[Stored records]

::::::::

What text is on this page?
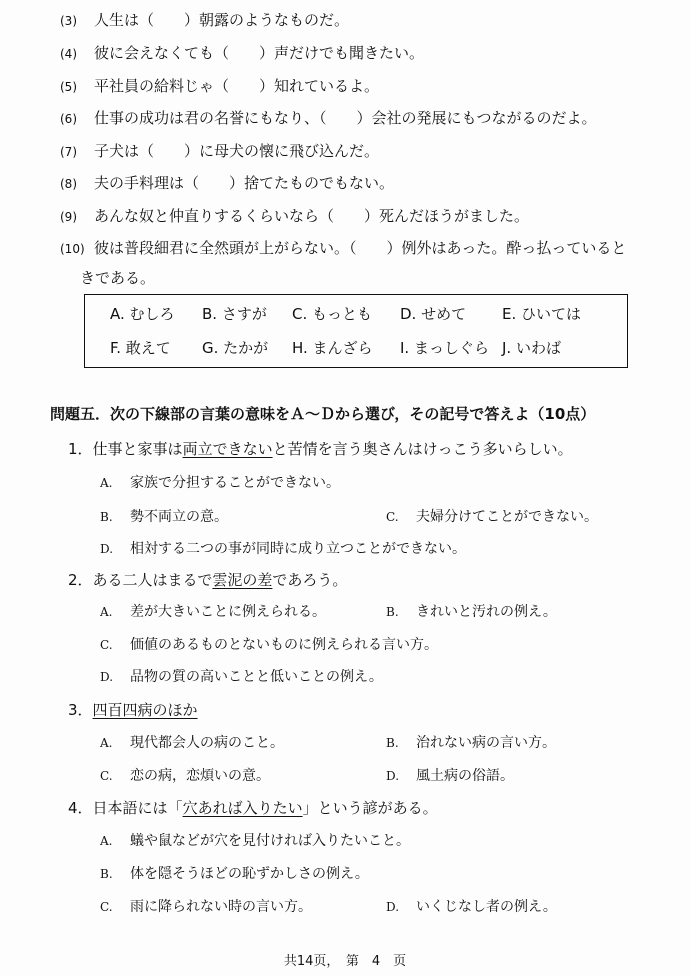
(3) 人生は（　　）朝露のようなものだ。
(4) 彼に会えなくても（　　）声だけでも聞きたい。
(5) 平社員の給料じゃ（　　）知れているよ。
(6) 仕事の成功は君の名誉にもなり、（　　）会社の発展にもつながるのだよ。
(7) 子犬は（　　）に母犬の懐に飛び込んだ。
(8) 夫の手料理は（　　）捨てたものでもない。
(9) あんな奴と仲直りするくらいなら（　　）死んだほうがました。
(10) 彼は普段細君に全然頭が上がらない。（　　）例外はあった。酔っ払っていると
きである。
A. むしろ B. さすが C. もっとも D. せめて E. ひいては
F. 敢えて G. たかが H. まんざら I. まっしぐら J. いわば
問題五．次の下線部の言葉の意味をＡ～Ｄから選び，その記号で答えよ（10点）
1．仕事と家事は両立できないと苦情を言う奥さんはけっこう多いらしい。
A. 家族で分担することができない。
B. 勢不両立の意。	C. 夫婦分けてことができない。
D. 相対する二つの事が同時に成り立つことができない。
2．ある二人はまるで雲泥の差であろう。
A. 差が大きいことに例えられる。	B. きれいと汚れの例え。
C. 価値のあるものとないものに例えられる言い方。
D. 品物の質の高いことと低いことの例え。
3．四百四病のほか
A. 現代都会人の病のこと。	B. 治れない病の言い方。
C. 恋の病，恋煩いの意。	D. 風土病の俗語。
4．日本語には「穴あれば入りたい」という諺がある。
A. 蟻や鼠などが穴を見付ければ入りたいこと。
B. 体を隠そうほどの恥ずかしさの例え。
C. 雨に降られない時の言い方。	D. いくじなし者の例え。
共14页，　第　4　页
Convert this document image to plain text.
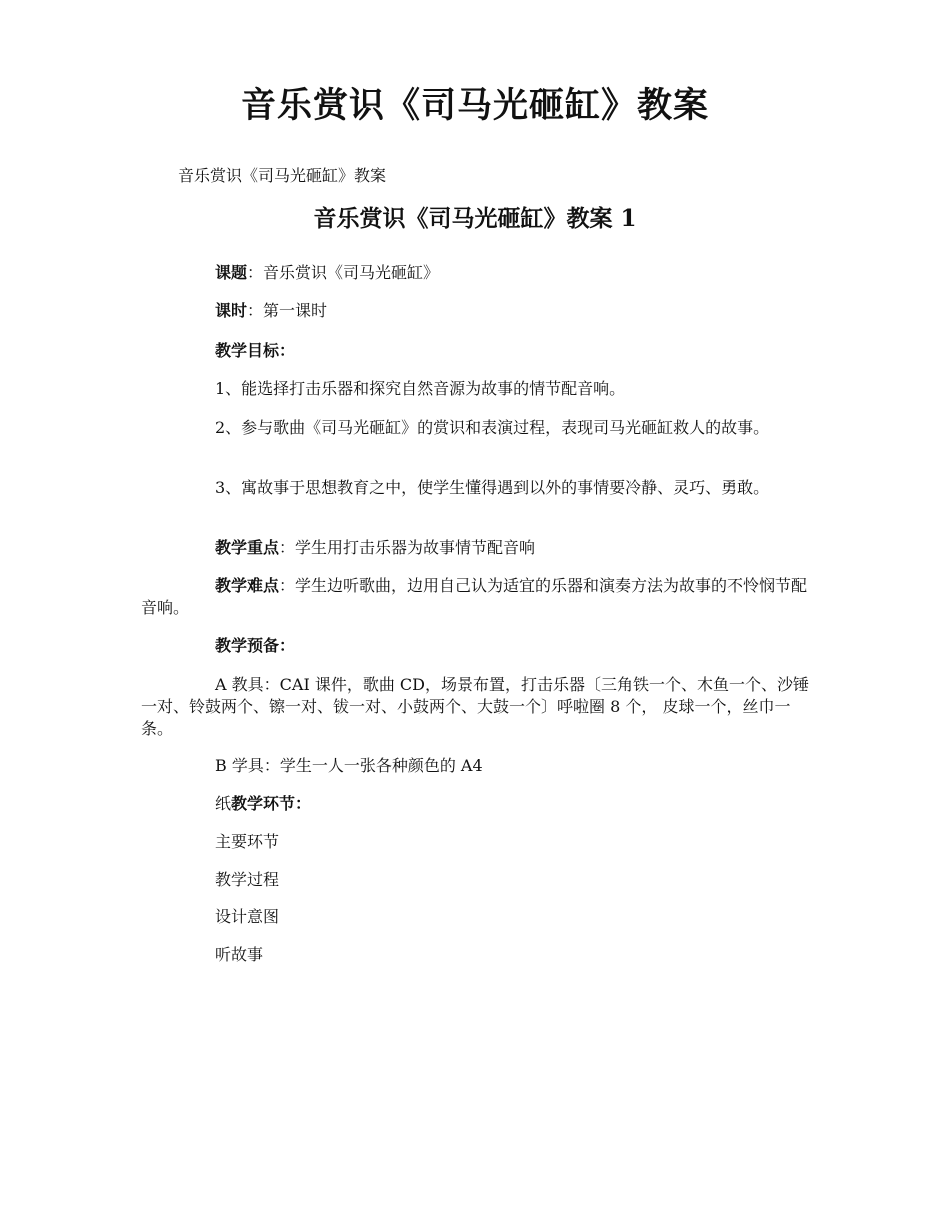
音乐赏识《司马光砸缸》教案
音乐赏识《司马光砸缸》教案
音乐赏识《司马光砸缸》教案 1
课题：音乐赏识《司马光砸缸》
课时：第一课时
教学目标：
1、能选择打击乐器和探究自然音源为故事的情节配音响。
2、参与歌曲《司马光砸缸》的赏识和表演过程，表现司马光砸缸救人的故事。
3、寓故事于思想教育之中，使学生懂得遇到以外的事情要冷静、灵巧、勇敢。
教学重点：学生用打击乐器为故事情节配音响
教学难点：学生边听歌曲，边用自己认为适宜的乐器和演奏方法为故事的不怜悯节配音响。
教学预备：
A 教具：CAI 课件，歌曲 CD，场景布置，打击乐器〔三角铁一个、木鱼一个、沙锤一对、铃鼓两个、镲一对、钹一对、小鼓两个、大鼓一个〕呼啦圈 8 个， 皮球一个，丝巾一条。
B 学具：学生一人一张各种颜色的 A4
纸教学环节：
主要环节
教学过程
设计意图
听故事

::::::::

**Work required:**
Beginning at the line that contains "Convert this document image to plain text.", copy each remaining line of the records exactly, through the final one. Omit the pictures.

**Response below:**
Convert this document image to plain text.
音乐赏识《司马光砸缸》教案
音乐赏识《司马光砸缸》教案
音乐赏识《司马光砸缸》教案 1
课题：音乐赏识《司马光砸缸》
课时：第一课时
教学目标：
1、能选择打击乐器和探究自然音源为故事的情节配音响。
2、参与歌曲《司马光砸缸》的赏识和表演过程，表现司马光砸缸救人的故事。
3、寓故事于思想教育之中，使学生懂得遇到以外的事情要冷静、灵巧、勇敢。
教学重点：学生用打击乐器为故事情节配音响
教学难点：学生边听歌曲，边用自己认为适宜的乐器和演奏方法为故事的不怜悯节配音响。
教学预备：
A 教具：CAI 课件，歌曲 CD，场景布置，打击乐器〔三角铁一个、木鱼一个、沙锤一对、铃鼓两个、镲一对、钹一对、小鼓两个、大鼓一个〕呼啦圈 8 个， 皮球一个，丝巾一条。
B 学具：学生一人一张各种颜色的 A4
纸教学环节：
主要环节
教学过程
设计意图
听故事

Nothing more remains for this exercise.